Exercise prompt: The records that follow need to be output exactly as they are.

Extracted records:
- - - - -

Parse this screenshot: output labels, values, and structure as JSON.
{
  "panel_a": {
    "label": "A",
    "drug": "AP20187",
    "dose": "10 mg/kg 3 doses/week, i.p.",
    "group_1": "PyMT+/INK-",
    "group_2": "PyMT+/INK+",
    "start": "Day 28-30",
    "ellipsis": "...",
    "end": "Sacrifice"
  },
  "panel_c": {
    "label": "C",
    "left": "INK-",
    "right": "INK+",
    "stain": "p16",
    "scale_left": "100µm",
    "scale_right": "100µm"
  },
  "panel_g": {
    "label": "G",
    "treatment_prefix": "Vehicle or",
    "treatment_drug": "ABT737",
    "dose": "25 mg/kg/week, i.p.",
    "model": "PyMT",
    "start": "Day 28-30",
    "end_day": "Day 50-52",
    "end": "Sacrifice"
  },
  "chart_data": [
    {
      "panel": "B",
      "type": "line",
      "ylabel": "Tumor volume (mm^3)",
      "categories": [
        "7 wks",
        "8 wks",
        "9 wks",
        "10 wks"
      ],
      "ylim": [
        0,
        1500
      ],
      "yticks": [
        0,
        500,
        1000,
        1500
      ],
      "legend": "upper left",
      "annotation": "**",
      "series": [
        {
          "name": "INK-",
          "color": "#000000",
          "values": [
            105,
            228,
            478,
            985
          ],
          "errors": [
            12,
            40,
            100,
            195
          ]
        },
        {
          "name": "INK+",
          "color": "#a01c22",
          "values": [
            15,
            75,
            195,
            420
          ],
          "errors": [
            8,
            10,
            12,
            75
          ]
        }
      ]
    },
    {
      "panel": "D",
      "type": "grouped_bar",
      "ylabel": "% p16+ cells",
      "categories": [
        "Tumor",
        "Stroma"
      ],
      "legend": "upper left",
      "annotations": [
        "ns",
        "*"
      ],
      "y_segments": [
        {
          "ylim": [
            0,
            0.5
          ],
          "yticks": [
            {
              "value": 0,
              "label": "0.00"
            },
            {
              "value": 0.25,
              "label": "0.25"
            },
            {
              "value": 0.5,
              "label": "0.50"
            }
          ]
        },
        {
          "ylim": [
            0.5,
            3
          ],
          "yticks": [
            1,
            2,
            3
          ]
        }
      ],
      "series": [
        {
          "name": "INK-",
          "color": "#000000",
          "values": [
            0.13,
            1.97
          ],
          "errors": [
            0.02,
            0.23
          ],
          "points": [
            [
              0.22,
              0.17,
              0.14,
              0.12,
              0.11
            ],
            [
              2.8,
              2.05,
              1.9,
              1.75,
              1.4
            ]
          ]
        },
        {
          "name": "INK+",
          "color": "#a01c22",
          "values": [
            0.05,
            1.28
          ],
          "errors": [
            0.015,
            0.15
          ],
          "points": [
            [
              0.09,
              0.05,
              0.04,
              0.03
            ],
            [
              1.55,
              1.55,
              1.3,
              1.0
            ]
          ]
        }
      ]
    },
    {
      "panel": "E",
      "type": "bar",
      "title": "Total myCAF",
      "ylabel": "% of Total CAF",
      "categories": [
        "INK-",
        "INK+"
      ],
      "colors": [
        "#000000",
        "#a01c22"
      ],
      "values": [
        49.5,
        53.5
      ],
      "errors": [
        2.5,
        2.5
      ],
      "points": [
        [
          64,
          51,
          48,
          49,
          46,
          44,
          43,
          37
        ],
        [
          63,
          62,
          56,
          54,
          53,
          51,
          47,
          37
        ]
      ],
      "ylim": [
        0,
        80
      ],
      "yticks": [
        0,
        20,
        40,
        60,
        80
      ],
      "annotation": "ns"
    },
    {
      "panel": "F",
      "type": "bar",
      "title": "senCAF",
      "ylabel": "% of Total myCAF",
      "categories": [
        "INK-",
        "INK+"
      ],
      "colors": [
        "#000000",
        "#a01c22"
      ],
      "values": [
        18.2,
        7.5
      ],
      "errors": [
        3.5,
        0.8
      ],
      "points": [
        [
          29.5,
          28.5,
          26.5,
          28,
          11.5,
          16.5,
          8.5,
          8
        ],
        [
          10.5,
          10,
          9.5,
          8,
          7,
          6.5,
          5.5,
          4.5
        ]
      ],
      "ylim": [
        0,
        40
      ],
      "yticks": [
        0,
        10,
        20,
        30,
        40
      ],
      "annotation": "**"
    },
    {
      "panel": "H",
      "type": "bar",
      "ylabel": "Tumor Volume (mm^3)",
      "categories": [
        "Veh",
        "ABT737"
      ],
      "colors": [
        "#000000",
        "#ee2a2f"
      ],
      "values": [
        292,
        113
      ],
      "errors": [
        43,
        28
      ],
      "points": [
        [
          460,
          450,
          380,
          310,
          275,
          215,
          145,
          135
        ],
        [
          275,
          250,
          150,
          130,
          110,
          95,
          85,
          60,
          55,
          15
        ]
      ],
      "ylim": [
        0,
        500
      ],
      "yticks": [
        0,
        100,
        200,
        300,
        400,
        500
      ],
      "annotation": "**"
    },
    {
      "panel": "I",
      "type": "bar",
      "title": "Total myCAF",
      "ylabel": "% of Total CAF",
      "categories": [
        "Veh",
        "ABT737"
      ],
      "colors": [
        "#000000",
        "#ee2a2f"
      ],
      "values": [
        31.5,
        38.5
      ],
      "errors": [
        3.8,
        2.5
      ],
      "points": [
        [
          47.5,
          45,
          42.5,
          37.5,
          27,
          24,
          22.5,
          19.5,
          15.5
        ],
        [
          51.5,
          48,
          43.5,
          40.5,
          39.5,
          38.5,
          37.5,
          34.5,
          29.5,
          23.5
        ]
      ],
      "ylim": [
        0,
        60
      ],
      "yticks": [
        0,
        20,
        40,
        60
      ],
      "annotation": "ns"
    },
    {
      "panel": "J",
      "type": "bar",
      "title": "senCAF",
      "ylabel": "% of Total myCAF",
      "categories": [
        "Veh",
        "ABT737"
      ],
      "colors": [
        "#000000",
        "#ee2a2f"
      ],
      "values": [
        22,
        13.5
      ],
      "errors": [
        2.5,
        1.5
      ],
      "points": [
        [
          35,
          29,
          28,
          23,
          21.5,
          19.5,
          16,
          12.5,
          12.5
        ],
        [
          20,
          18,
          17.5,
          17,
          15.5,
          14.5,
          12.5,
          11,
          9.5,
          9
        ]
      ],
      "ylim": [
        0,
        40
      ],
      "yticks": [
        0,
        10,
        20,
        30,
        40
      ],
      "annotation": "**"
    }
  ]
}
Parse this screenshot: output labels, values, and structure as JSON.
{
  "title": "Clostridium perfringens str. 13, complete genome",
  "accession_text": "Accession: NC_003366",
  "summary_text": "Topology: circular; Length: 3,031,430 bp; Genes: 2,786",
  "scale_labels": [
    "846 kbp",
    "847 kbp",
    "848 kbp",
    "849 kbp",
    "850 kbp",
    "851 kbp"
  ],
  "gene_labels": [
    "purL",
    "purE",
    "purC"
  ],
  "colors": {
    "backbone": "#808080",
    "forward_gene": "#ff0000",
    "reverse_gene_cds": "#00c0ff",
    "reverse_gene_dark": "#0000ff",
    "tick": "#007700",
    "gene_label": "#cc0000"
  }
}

- - - - -

Answer area:
Parse this screenshot: output labels, values, and structure as JSON.
{
  "panel_a": {
    "label": "A",
    "drug": "AP20187",
    "dose": "10 mg/kg 3 doses/week, i.p.",
    "group_1": "PyMT+/INK-",
    "group_2": "PyMT+/INK+",
    "start": "Day 28-30",
    "ellipsis": "...",
    "end": "Sacrifice"
  },
  "panel_c": {
    "label": "C",
    "left": "INK-",
    "right": "INK+",
    "stain": "p16",
    "scale_left": "100µm",
    "scale_right": "100µm"
  },
  "panel_g": {
    "label": "G",
    "treatment_prefix": "Vehicle or",
    "treatment_drug": "ABT737",
    "dose": "25 mg/kg/week, i.p.",
    "model": "PyMT",
    "start": "Day 28-30",
    "end_day": "Day 50-52",
    "end": "Sacrifice"
  },
  "chart_data": [
    {
      "panel": "B",
      "type": "line",
      "ylabel": "Tumor volume (mm^3)",
      "categories": [
        "7 wks",
        "8 wks",
        "9 wks",
        "10 wks"
      ],
      "ylim": [
        0,
        1500
      ],
      "yticks": [
        0,
        500,
        1000,
        1500
      ],
      "legend": "upper left",
      "annotation": "**",
      "series": [
        {
          "name": "INK-",
          "color": "#000000",
          "values": [
            105,
            228,
            478,
            985
          ],
          "errors": [
            12,
            40,
            100,
            195
          ]
        },
        {
          "name": "INK+",
          "color": "#a01c22",
          "values": [
            15,
            75,
            195,
            420
          ],
          "errors": [
            8,
            10,
            12,
            75
          ]
        }
      ]
    },
    {
      "panel": "D",
      "type": "grouped_bar",
      "ylabel": "% p16+ cells",
      "categories": [
        "Tumor",
        "Stroma"
      ],
      "legend": "upper left",
      "annotations": [
        "ns",
        "*"
      ],
      "y_segments": [
        {
          "ylim": [
            0,
            0.5
          ],
          "yticks": [
            {
              "value": 0,
              "label": "0.00"
            },
            {
              "value": 0.25,
              "label": "0.25"
            },
            {
              "value": 0.5,
              "label": "0.50"
            }
          ]
        },
        {
          "ylim": [
            0.5,
            3
          ],
          "yticks": [
            1,
            2,
            3
          ]
        }
      ],
      "series": [
        {
          "name": "INK-",
          "color": "#000000",
          "values": [
            0.13,
            1.97
          ],
          "errors": [
            0.02,
            0.23
          ],
          "points": [
            [
              0.22,
              0.17,
              0.14,
              0.12,
              0.11
            ],
            [
              2.8,
              2.05,
              1.9,
              1.75,
              1.4
            ]
          ]
        },
        {
          "name": "INK+",
          "color": "#a01c22",
          "values": [
            0.05,
            1.28
          ],
          "errors": [
            0.015,
            0.15
          ],
          "points": [
            [
              0.09,
              0.05,
              0.04,
              0.03
            ],
            [
              1.55,
              1.55,
              1.3,
              1.0
            ]
          ]
        }
      ]
    },
    {
      "panel": "E",
      "type": "bar",
      "title": "Total myCAF",
      "ylabel": "% of Total CAF",
      "categories": [
        "INK-",
        "INK+"
      ],
      "colors": [
        "#000000",
        "#a01c22"
      ],
      "values": [
        49.5,
        53.5
      ],
      "errors": [
        2.5,
        2.5
      ],
      "points": [
        [
          64,
          51,
          48,
          49,
          46,
          44,
          43,
          37
        ],
        [
          63,
          62,
          56,
          54,
          53,
          51,
          47,
          37
        ]
      ],
      "ylim": [
        0,
        80
      ],
      "yticks": [
        0,
        20,
        40,
        60,
        80
      ],
      "annotation": "ns"
    },
    {
      "panel": "F",
      "type": "bar",
      "title": "senCAF",
      "ylabel": "% of Total myCAF",
      "categories": [
        "INK-",
        "INK+"
      ],
      "colors": [
        "#000000",
        "#a01c22"
      ],
      "values": [
        18.2,
        7.5
      ],
      "errors": [
        3.5,
        0.8
      ],
      "points": [
        [
          29.5,
          28.5,
          26.5,
          28,
          11.5,
          16.5,
          8.5,
          8
        ],
        [
          10.5,
          10,
          9.5,
          8,
          7,
          6.5,
          5.5,
          4.5
        ]
      ],
      "ylim": [
        0,
        40
      ],
      "yticks": [
        0,
        10,
        20,
        30,
        40
      ],
      "annotation": "**"
    },
    {
      "panel": "H",
      "type": "bar",
      "ylabel": "Tumor Volume (mm^3)",
      "categories": [
        "Veh",
        "ABT737"
      ],
      "colors": [
        "#000000",
        "#ee2a2f"
      ],
      "values": [
        292,
        113
      ],
      "errors": [
        43,
        28
      ],
      "points": [
        [
          460,
          450,
          380,
          310,
          275,
          215,
          145,
          135
        ],
        [
          275,
          250,
          150,
          130,
          110,
          95,
          85,
          60,
          55,
          15
        ]
      ],
      "ylim": [
        0,
        500
      ],
      "yticks": [
        0,
        100,
        200,
        300,
        400,
        500
      ],
      "annotation": "**"
    },
    {
      "panel": "I",
      "type": "bar",
      "title": "Total myCAF",
      "ylabel": "% of Total CAF",
      "categories": [
        "Veh",
        "ABT737"
      ],
      "colors": [
        "#000000",
        "#ee2a2f"
      ],
      "values": [
        31.5,
        38.5
      ],
      "errors": [
        3.8,
        2.5
      ],
      "points": [
        [
          47.5,
          45,
          42.5,
          37.5,
          27,
          24,
          22.5,
          19.5,
          15.5
        ],
        [
          51.5,
          48,
          43.5,
          40.5,
          39.5,
          38.5,
          37.5,
          34.5,
          29.5,
          23.5
        ]
      ],
      "ylim": [
        0,
        60
      ],
      "yticks": [
        0,
        20,
        40,
        60
      ],
      "annotation": "ns"
    },
    {
      "panel": "J",
      "type": "bar",
      "title": "senCAF",
      "ylabel": "% of Total myCAF",
      "categories": [
        "Veh",
        "ABT737"
      ],
      "colors": [
        "#000000",
        "#ee2a2f"
      ],
      "values": [
        22,
        13.5
      ],
      "errors": [
        2.5,
        1.5
      ],
      "points": [
        [
          35,
          29,
          28,
          23,
          21.5,
          19.5,
          16,
          12.5,
          12.5
        ],
        [
          20,
          18,
          17.5,
          17,
          15.5,
          14.5,
          12.5,
          11,
          9.5,
          9
        ]
      ],
      "ylim": [
        0,
        40
      ],
      "yticks": [
        0,
        10,
        20,
        30,
        40
      ],
      "annotation": "**"
    }
  ]
}
Parse this screenshot: output labels, values, and structure as JSON.
{
  "title": "Clostridium perfringens str. 13, complete genome",
  "accession_text": "Accession: NC_003366",
  "summary_text": "Topology: circular; Length: 3,031,430 bp; Genes: 2,786",
  "scale_labels": [
    "846 kbp",
    "847 kbp",
    "848 kbp",
    "849 kbp",
    "850 kbp",
    "851 kbp"
  ],
  "gene_labels": [
    "purL",
    "purE",
    "purC"
  ],
  "colors": {
    "backbone": "#808080",
    "forward_gene": "#ff0000",
    "reverse_gene_cds": "#00c0ff",
    "reverse_gene_dark": "#0000ff",
    "tick": "#007700",
    "gene_label": "#cc0000"
  }
}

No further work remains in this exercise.